Tally the lines with the word "this" and report the number alone.

====== Material supplied ======

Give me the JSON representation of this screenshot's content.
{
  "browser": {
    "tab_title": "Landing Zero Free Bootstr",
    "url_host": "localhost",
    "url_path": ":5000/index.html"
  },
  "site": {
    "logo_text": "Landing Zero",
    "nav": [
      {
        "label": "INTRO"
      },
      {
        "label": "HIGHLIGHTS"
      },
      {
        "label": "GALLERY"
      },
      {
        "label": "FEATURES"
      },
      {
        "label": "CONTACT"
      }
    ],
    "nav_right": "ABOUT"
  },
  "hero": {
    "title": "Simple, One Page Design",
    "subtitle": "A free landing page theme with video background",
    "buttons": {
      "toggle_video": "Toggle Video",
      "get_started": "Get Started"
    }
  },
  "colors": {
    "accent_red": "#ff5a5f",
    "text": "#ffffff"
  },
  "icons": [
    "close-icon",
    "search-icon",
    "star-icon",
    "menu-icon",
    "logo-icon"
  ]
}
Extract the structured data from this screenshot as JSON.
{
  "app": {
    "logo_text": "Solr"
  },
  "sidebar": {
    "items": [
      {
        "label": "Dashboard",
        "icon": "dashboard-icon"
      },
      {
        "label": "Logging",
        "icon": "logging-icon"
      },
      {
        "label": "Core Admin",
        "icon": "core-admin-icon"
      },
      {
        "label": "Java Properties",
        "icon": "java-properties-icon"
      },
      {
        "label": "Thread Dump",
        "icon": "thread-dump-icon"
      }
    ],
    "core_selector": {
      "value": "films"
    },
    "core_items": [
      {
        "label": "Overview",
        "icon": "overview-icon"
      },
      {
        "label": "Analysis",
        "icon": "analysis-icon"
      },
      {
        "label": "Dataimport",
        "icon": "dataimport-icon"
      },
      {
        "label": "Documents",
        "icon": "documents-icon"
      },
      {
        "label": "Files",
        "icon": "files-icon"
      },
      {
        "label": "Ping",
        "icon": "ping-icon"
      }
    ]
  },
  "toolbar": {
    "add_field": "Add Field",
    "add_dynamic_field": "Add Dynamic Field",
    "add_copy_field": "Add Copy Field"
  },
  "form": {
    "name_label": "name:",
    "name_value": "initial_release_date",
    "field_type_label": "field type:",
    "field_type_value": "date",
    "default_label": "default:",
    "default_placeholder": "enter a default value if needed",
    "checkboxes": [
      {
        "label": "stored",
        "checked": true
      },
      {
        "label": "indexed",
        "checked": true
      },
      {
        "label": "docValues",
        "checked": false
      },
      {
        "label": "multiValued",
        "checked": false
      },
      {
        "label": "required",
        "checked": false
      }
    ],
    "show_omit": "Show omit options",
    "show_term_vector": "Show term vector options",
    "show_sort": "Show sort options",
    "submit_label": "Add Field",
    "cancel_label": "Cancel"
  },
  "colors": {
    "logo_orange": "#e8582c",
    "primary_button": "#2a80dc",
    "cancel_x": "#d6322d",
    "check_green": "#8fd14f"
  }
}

======

> **Solution below**
2